* [Work to complete] Go through the data below and gather each line containing "Poids".

* [Stored records]

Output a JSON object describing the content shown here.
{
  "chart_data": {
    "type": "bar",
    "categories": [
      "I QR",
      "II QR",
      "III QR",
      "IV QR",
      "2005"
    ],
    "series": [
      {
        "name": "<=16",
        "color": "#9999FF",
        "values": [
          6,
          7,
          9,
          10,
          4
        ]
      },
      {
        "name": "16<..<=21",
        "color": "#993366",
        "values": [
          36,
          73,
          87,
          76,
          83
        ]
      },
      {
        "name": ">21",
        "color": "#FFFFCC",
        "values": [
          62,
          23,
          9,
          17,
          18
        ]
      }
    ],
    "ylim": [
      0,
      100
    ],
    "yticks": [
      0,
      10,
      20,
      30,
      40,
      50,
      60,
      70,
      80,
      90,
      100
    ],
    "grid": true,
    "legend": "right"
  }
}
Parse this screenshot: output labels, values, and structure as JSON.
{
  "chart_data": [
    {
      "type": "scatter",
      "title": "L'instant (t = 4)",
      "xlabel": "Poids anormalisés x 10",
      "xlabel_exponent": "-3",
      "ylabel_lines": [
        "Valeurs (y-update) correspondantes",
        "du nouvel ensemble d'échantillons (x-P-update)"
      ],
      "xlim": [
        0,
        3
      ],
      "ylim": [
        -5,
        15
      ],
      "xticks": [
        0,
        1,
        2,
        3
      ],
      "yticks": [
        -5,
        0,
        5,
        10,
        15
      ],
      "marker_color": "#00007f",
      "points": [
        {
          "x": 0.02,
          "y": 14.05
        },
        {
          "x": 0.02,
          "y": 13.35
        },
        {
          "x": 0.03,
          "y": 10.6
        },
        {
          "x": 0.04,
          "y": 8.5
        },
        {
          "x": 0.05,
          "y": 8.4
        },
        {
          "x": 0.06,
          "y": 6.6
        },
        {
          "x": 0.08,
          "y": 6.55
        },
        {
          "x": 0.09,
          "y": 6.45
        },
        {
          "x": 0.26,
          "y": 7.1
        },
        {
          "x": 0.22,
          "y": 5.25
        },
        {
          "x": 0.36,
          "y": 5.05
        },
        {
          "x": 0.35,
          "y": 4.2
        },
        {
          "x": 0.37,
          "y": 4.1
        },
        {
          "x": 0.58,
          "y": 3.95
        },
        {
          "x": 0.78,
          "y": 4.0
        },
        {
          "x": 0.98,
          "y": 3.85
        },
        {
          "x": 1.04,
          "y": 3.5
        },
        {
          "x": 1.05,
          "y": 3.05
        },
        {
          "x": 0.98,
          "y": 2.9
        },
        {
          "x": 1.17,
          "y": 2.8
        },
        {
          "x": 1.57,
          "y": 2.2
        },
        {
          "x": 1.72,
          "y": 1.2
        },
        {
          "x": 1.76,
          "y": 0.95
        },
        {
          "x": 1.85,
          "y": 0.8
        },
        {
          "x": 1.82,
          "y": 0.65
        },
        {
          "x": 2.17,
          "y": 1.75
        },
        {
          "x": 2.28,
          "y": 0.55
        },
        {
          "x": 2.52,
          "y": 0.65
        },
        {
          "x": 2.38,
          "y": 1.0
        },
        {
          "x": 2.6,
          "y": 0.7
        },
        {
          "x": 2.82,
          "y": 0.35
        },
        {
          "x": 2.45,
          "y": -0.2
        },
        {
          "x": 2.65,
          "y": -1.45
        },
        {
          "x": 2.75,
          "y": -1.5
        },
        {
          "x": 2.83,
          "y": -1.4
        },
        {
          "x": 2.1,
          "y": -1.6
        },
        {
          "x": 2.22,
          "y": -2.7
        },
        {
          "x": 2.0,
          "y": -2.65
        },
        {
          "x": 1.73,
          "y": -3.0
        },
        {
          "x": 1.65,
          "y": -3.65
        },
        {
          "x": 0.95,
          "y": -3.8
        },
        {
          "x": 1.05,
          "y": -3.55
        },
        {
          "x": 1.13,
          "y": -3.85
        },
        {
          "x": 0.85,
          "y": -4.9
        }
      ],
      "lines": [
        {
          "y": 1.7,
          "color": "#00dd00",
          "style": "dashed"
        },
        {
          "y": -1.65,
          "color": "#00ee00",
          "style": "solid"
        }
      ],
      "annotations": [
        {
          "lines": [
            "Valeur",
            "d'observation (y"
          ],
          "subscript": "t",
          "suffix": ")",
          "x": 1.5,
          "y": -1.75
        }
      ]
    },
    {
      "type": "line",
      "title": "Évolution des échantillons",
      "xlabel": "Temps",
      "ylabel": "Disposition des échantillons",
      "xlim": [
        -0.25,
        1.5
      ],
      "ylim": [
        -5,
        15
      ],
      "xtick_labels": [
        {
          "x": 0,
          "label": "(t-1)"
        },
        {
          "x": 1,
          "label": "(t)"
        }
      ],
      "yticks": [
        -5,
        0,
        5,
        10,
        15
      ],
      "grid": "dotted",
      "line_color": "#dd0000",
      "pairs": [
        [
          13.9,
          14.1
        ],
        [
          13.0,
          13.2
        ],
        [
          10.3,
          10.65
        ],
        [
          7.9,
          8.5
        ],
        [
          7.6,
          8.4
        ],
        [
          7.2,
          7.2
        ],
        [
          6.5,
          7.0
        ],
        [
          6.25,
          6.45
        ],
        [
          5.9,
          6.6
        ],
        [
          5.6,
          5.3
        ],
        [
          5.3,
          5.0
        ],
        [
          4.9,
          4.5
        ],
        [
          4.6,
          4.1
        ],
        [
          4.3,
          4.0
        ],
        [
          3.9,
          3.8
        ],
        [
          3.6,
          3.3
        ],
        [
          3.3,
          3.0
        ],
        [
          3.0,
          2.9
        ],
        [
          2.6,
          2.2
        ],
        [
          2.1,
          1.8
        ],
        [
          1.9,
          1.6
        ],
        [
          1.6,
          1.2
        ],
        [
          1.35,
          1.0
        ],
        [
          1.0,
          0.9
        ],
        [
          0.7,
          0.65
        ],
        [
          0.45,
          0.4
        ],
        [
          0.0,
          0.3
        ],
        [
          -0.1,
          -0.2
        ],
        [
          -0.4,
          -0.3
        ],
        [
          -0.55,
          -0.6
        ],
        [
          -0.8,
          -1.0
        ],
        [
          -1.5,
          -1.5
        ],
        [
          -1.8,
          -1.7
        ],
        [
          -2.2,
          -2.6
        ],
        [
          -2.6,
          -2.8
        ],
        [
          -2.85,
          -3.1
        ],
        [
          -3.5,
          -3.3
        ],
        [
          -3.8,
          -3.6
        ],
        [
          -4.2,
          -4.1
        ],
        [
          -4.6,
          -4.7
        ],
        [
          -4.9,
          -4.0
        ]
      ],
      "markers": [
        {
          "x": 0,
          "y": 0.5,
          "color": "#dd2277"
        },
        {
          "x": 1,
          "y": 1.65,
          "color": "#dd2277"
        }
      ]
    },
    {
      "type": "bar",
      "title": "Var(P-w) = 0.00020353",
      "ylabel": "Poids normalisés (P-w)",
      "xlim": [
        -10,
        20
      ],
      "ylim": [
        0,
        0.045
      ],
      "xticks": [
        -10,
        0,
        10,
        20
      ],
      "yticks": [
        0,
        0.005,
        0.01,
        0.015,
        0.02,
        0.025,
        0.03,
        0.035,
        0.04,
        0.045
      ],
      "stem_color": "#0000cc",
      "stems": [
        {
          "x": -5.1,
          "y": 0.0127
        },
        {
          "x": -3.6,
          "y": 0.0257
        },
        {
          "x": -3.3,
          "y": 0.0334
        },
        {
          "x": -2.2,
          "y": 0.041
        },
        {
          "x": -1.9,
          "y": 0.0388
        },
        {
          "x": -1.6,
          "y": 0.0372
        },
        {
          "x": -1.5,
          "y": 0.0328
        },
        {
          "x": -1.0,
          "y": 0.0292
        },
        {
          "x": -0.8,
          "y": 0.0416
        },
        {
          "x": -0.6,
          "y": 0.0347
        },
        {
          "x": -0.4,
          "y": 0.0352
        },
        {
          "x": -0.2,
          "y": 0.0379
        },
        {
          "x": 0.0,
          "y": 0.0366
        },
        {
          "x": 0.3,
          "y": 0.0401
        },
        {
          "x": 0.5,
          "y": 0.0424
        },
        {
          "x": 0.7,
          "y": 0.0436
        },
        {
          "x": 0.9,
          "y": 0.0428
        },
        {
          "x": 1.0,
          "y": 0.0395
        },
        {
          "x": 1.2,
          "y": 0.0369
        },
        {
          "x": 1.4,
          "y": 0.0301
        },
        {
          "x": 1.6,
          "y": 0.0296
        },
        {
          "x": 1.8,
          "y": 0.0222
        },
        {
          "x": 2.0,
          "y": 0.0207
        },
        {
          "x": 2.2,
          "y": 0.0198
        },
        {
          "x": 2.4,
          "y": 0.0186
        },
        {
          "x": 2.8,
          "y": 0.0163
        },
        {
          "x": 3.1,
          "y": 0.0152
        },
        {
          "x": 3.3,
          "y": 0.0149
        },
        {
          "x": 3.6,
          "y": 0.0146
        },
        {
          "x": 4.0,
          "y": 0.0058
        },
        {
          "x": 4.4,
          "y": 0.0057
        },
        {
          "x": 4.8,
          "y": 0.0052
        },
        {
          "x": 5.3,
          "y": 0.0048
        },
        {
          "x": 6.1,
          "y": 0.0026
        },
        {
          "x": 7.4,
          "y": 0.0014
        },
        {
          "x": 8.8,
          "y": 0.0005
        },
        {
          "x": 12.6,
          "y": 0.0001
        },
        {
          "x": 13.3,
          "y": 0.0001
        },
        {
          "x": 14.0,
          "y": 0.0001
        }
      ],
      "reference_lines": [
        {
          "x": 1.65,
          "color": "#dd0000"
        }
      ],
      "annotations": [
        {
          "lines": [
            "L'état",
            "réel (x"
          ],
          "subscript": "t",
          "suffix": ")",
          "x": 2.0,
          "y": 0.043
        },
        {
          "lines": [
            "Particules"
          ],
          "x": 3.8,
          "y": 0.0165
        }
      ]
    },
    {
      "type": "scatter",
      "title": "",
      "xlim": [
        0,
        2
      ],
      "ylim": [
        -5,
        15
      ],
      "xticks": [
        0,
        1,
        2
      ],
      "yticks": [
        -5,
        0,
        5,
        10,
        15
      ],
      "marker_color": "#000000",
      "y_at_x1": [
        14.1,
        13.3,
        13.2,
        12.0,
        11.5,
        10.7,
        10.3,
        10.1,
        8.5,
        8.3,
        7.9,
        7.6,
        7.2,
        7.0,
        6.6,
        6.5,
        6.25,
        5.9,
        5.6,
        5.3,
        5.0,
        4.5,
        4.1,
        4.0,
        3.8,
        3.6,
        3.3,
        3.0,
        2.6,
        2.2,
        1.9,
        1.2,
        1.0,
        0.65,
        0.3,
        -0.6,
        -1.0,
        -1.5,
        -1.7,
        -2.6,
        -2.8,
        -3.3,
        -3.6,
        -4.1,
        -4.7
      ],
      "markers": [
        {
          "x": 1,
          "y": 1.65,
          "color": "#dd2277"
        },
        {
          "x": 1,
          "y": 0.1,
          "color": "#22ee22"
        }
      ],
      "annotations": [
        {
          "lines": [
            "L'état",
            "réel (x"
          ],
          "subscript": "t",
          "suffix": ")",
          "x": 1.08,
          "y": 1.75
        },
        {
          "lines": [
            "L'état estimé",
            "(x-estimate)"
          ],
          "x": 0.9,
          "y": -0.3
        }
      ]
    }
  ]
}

* [Response to this task]
      "xlabel": "Poids anormalisés x 10",
      "ylabel": "Poids normalisés (P-w)",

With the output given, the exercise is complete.